■ **STATED PROBLEM**:
Please quote the material exactly, every line of it.

### INPUT DATA

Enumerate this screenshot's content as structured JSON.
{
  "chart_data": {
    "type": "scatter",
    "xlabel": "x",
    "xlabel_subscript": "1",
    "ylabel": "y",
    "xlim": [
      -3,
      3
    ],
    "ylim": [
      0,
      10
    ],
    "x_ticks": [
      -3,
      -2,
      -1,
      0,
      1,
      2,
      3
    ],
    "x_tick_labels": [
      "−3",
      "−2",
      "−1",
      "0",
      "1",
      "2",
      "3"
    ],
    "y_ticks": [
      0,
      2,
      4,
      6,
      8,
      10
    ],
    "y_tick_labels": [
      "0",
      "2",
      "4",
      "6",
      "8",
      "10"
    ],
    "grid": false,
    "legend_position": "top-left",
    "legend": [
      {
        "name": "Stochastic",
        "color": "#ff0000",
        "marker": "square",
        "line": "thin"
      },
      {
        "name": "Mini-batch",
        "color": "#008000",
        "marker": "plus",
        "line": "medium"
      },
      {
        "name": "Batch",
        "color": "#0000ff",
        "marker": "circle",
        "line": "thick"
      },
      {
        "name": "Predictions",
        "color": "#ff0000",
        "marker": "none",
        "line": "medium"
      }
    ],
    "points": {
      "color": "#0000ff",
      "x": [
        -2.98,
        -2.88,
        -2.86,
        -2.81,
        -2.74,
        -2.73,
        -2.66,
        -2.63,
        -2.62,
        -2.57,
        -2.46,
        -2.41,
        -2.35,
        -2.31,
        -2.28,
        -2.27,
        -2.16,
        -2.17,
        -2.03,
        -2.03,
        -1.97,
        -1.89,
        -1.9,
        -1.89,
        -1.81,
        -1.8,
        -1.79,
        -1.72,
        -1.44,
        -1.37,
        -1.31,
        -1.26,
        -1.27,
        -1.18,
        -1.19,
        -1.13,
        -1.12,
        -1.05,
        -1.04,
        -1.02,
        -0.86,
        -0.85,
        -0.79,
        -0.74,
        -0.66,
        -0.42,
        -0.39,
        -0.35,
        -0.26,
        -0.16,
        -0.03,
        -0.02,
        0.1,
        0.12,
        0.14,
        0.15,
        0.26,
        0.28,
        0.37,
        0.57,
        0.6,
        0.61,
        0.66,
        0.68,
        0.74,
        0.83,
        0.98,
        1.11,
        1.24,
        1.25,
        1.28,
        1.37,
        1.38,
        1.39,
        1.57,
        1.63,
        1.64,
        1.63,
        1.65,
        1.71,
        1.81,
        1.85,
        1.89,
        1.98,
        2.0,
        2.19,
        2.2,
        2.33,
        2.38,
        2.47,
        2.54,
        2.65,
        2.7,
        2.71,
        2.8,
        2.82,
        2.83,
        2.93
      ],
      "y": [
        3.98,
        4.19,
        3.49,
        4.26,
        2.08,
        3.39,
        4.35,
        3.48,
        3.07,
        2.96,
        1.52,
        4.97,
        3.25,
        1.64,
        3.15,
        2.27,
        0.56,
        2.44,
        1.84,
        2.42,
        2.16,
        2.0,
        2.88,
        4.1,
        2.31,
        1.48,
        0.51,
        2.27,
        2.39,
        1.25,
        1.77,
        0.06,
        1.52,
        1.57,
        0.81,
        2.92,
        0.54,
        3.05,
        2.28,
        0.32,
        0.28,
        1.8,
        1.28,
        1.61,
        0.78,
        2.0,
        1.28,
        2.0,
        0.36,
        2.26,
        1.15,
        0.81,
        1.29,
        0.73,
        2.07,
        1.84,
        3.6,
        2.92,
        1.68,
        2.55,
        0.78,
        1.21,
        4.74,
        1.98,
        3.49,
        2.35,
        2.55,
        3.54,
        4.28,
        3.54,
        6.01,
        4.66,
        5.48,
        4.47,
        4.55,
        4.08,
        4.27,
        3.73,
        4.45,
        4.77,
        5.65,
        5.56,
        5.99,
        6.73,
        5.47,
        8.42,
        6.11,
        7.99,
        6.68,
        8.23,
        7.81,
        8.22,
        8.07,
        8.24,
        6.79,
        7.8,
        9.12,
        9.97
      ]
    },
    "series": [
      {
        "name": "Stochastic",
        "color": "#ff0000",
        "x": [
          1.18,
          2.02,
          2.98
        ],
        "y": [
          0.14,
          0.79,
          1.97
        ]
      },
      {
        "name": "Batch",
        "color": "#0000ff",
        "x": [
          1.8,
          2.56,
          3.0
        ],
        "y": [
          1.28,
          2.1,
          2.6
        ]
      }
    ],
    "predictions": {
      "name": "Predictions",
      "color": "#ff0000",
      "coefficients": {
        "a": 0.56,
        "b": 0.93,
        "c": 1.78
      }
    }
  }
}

######

■ **ANSWER FOR THIS EXERCISE**:
Enumerate this screenshot's content as structured JSON.
{
  "chart_data": {
    "type": "scatter",
    "xlabel": "x",
    "xlabel_subscript": "1",
    "ylabel": "y",
    "xlim": [
      -3,
      3
    ],
    "ylim": [
      0,
      10
    ],
    "x_ticks": [
      -3,
      -2,
      -1,
      0,
      1,
      2,
      3
    ],
    "x_tick_labels": [
      "−3",
      "−2",
      "−1",
      "0",
      "1",
      "2",
      "3"
    ],
    "y_ticks": [
      0,
      2,
      4,
      6,
      8,
      10
    ],
    "y_tick_labels": [
      "0",
      "2",
      "4",
      "6",
      "8",
      "10"
    ],
    "grid": false,
    "legend_position": "top-left",
    "legend": [
      {
        "name": "Stochastic",
        "color": "#ff0000",
        "marker": "square",
        "line": "thin"
      },
      {
        "name": "Mini-batch",
        "color": "#008000",
        "marker": "plus",
        "line": "medium"
      },
      {
        "name": "Batch",
        "color": "#0000ff",
        "marker": "circle",
        "line": "thick"
      },
      {
        "name": "Predictions",
        "color": "#ff0000",
        "marker": "none",
        "line": "medium"
      }
    ],
    "points": {
      "color": "#0000ff",
      "x": [
        -2.98,
        -2.88,
        -2.86,
        -2.81,
        -2.74,
        -2.73,
        -2.66,
        -2.63,
        -2.62,
        -2.57,
        -2.46,
        -2.41,
        -2.35,
        -2.31,
        -2.28,
        -2.27,
        -2.16,
        -2.17,
        -2.03,
        -2.03,
        -1.97,
        -1.89,
        -1.9,
        -1.89,
        -1.81,
        -1.8,
        -1.79,
        -1.72,
        -1.44,
        -1.37,
        -1.31,
        -1.26,
        -1.27,
        -1.18,
        -1.19,
        -1.13,
        -1.12,
        -1.05,
        -1.04,
        -1.02,
        -0.86,
        -0.85,
        -0.79,
        -0.74,
        -0.66,
        -0.42,
        -0.39,
        -0.35,
        -0.26,
        -0.16,
        -0.03,
        -0.02,
        0.1,
        0.12,
        0.14,
        0.15,
        0.26,
        0.28,
        0.37,
        0.57,
        0.6,
        0.61,
        0.66,
        0.68,
        0.74,
        0.83,
        0.98,
        1.11,
        1.24,
        1.25,
        1.28,
        1.37,
        1.38,
        1.39,
        1.57,
        1.63,
        1.64,
        1.63,
        1.65,
        1.71,
        1.81,
        1.85,
        1.89,
        1.98,
        2.0,
        2.19,
        2.2,
        2.33,
        2.38,
        2.47,
        2.54,
        2.65,
        2.7,
        2.71,
        2.8,
        2.82,
        2.83,
        2.93
      ],
      "y": [
        3.98,
        4.19,
        3.49,
        4.26,
        2.08,
        3.39,
        4.35,
        3.48,
        3.07,
        2.96,
        1.52,
        4.97,
        3.25,
        1.64,
        3.15,
        2.27,
        0.56,
        2.44,
        1.84,
        2.42,
        2.16,
        2.0,
        2.88,
        4.1,
        2.31,
        1.48,
        0.51,
        2.27,
        2.39,
        1.25,
        1.77,
        0.06,
        1.52,
        1.57,
        0.81,
        2.92,
        0.54,
        3.05,
        2.28,
        0.32,
        0.28,
        1.8,
        1.28,
        1.61,
        0.78,
        2.0,
        1.28,
        2.0,
        0.36,
        2.26,
        1.15,
        0.81,
        1.29,
        0.73,
        2.07,
        1.84,
        3.6,
        2.92,
        1.68,
        2.55,
        0.78,
        1.21,
        4.74,
        1.98,
        3.49,
        2.35,
        2.55,
        3.54,
        4.28,
        3.54,
        6.01,
        4.66,
        5.48,
        4.47,
        4.55,
        4.08,
        4.27,
        3.73,
        4.45,
        4.77,
        5.65,
        5.56,
        5.99,
        6.73,
        5.47,
        8.42,
        6.11,
        7.99,
        6.68,
        8.23,
        7.81,
        8.22,
        8.07,
        8.24,
        6.79,
        7.8,
        9.12,
        9.97
      ]
    },
    "series": [
      {
        "name": "Stochastic",
        "color": "#ff0000",
        "x": [
          1.18,
          2.02,
          2.98
        ],
        "y": [
          0.14,
          0.79,
          1.97
        ]
      },
      {
        "name": "Batch",
        "color": "#0000ff",
        "x": [
          1.8,
          2.56,
          3.0
        ],
        "y": [
          1.28,
          2.1,
          2.6
        ]
      }
    ],
    "predictions": {
      "name": "Predictions",
      "color": "#ff0000",
      "coefficients": {
        "a": 0.56,
        "b": 0.93,
        "c": 1.78
      }
    }
  }
}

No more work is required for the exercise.